#### Input rows:
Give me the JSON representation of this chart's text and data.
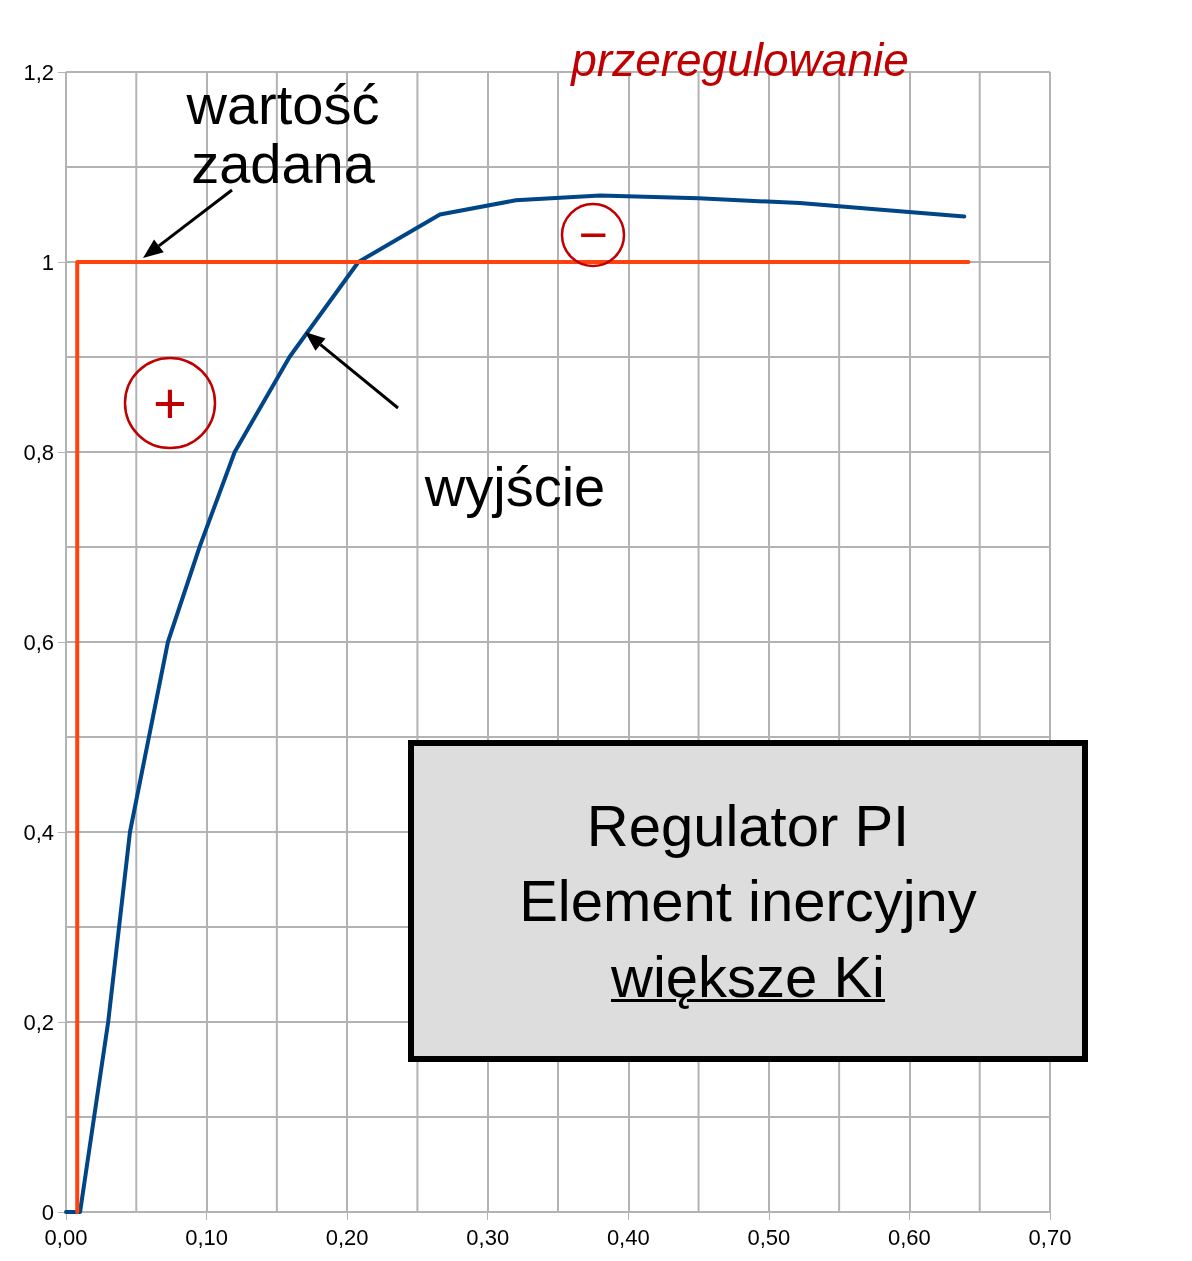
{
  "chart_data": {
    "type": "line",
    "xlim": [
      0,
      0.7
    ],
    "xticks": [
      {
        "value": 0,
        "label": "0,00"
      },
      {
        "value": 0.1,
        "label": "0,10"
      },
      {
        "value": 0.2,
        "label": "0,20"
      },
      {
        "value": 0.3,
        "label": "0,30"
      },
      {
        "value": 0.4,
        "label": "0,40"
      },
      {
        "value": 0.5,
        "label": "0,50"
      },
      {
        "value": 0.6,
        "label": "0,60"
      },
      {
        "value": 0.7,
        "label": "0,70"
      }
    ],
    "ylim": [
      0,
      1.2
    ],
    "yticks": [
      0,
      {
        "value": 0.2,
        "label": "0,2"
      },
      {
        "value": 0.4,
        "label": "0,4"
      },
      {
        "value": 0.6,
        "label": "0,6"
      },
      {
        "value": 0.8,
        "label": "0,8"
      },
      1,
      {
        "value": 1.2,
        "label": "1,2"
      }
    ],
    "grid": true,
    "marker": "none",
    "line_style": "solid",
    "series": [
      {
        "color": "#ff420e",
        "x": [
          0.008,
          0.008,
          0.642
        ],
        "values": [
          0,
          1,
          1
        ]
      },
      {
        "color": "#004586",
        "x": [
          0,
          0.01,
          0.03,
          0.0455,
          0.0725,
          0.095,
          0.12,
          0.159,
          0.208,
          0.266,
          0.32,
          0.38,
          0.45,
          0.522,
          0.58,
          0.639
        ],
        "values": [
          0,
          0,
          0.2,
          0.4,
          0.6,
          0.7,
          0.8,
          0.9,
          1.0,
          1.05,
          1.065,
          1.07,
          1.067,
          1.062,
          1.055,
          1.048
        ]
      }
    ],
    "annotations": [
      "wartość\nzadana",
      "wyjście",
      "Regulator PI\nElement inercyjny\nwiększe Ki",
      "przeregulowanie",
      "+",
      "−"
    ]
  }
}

#### Set task:
Each record above must be returned exactly as written, with its pictures omitted.

#### Right answer:
Give me the JSON representation of this chart's text and data.
{
  "chart_data": {
    "type": "line",
    "xlim": [
      0,
      0.7
    ],
    "xticks": [
      {
        "value": 0,
        "label": "0,00"
      },
      {
        "value": 0.1,
        "label": "0,10"
      },
      {
        "value": 0.2,
        "label": "0,20"
      },
      {
        "value": 0.3,
        "label": "0,30"
      },
      {
        "value": 0.4,
        "label": "0,40"
      },
      {
        "value": 0.5,
        "label": "0,50"
      },
      {
        "value": 0.6,
        "label": "0,60"
      },
      {
        "value": 0.7,
        "label": "0,70"
      }
    ],
    "ylim": [
      0,
      1.2
    ],
    "yticks": [
      0,
      {
        "value": 0.2,
        "label": "0,2"
      },
      {
        "value": 0.4,
        "label": "0,4"
      },
      {
        "value": 0.6,
        "label": "0,6"
      },
      {
        "value": 0.8,
        "label": "0,8"
      },
      1,
      {
        "value": 1.2,
        "label": "1,2"
      }
    ],
    "grid": true,
    "marker": "none",
    "line_style": "solid",
    "series": [
      {
        "color": "#ff420e",
        "x": [
          0.008,
          0.008,
          0.642
        ],
        "values": [
          0,
          1,
          1
        ]
      },
      {
        "color": "#004586",
        "x": [
          0,
          0.01,
          0.03,
          0.0455,
          0.0725,
          0.095,
          0.12,
          0.159,
          0.208,
          0.266,
          0.32,
          0.38,
          0.45,
          0.522,
          0.58,
          0.639
        ],
        "values": [
          0,
          0,
          0.2,
          0.4,
          0.6,
          0.7,
          0.8,
          0.9,
          1.0,
          1.05,
          1.065,
          1.07,
          1.067,
          1.062,
          1.055,
          1.048
        ]
      }
    ],
    "annotations": [
      "wartość\nzadana",
      "wyjście",
      "Regulator PI\nElement inercyjny\nwiększe Ki",
      "przeregulowanie",
      "+",
      "−"
    ]
  }
}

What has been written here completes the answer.